• **The data**:
┌──

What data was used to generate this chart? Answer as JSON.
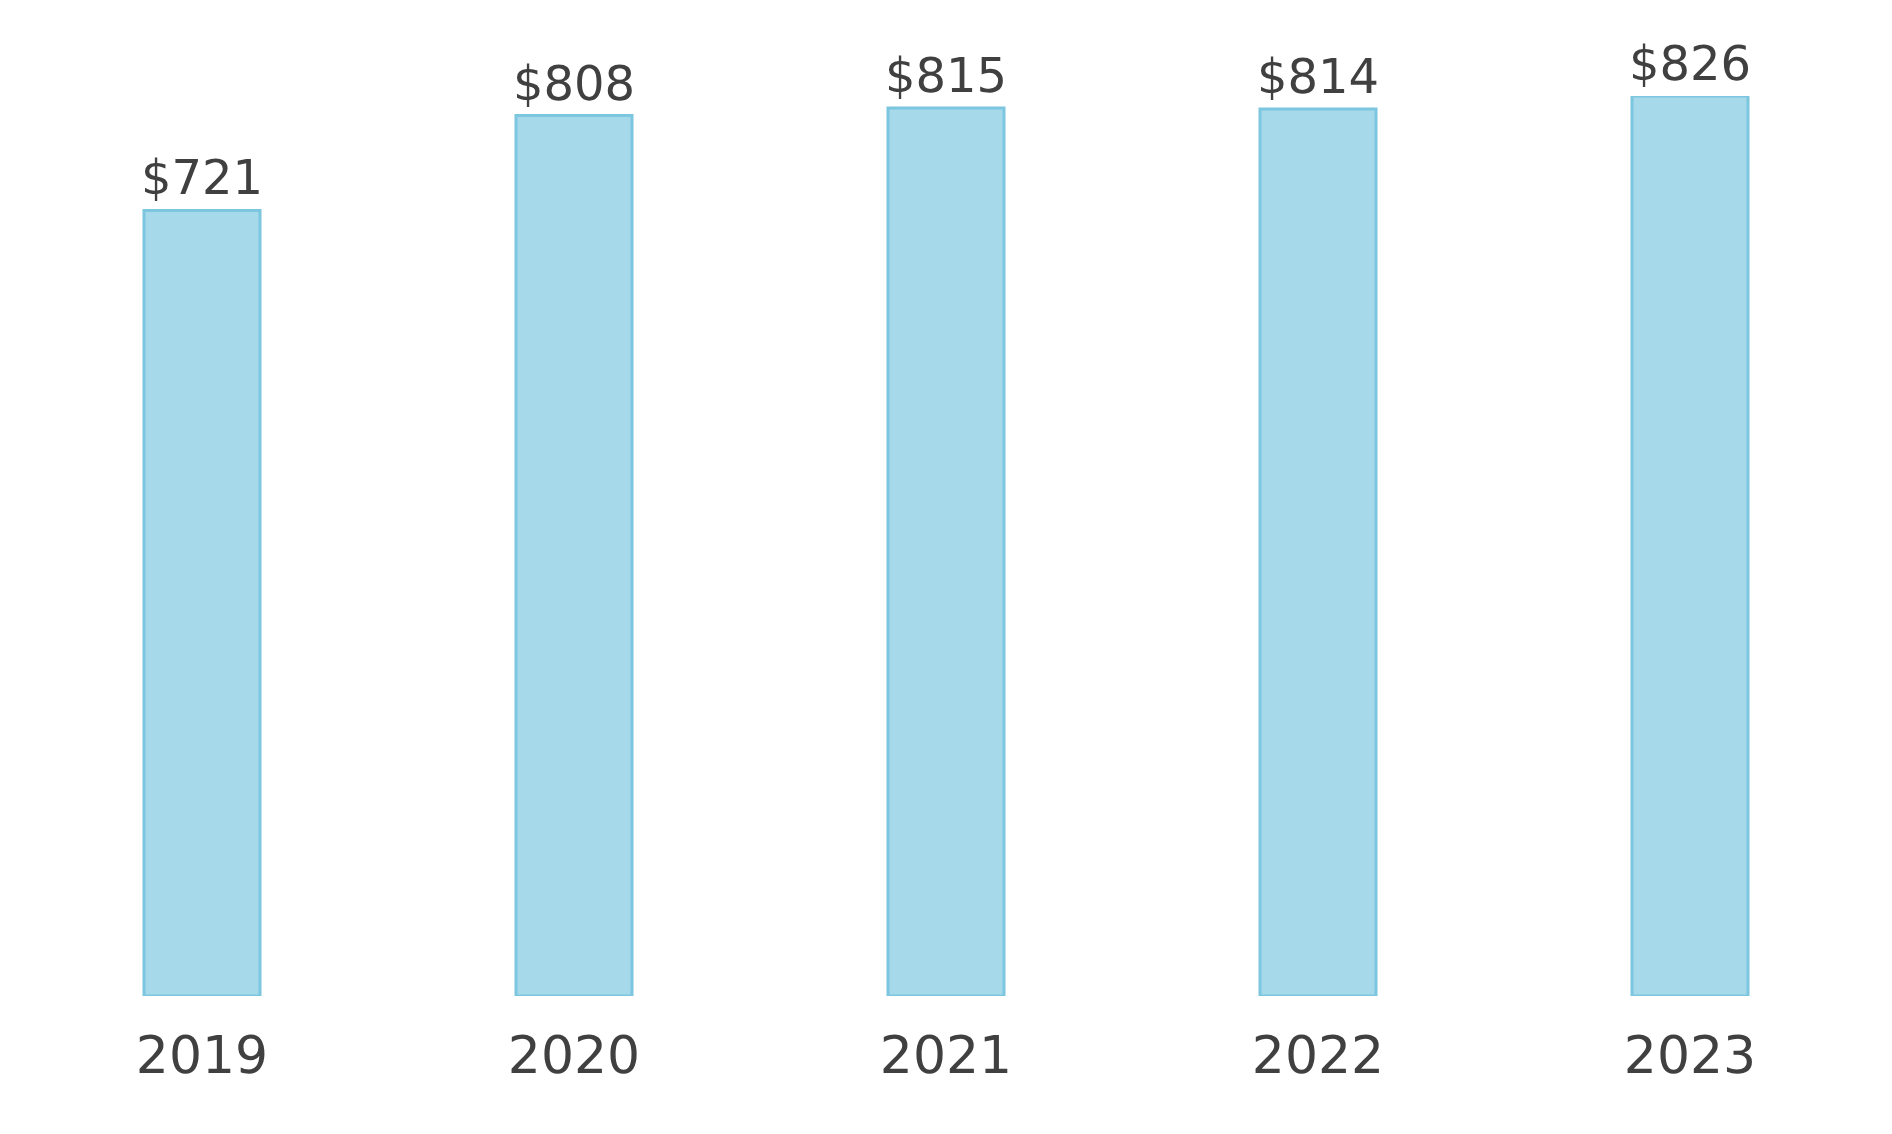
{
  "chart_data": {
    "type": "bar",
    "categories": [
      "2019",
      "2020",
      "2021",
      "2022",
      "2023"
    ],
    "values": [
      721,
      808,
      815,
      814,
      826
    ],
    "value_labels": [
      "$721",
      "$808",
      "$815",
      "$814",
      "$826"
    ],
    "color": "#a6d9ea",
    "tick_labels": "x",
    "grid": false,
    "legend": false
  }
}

└──

Nothing in the entries above should change when they are printed again, except that the pictures are dropped.

• **Output of the task**:
What data was used to generate this chart? Answer as JSON.
{
  "chart_data": {
    "type": "bar",
    "categories": [
      "2019",
      "2020",
      "2021",
      "2022",
      "2023"
    ],
    "values": [
      721,
      808,
      815,
      814,
      826
    ],
    "value_labels": [
      "$721",
      "$808",
      "$815",
      "$814",
      "$826"
    ],
    "color": "#a6d9ea",
    "tick_labels": "x",
    "grid": false,
    "legend": false
  }
}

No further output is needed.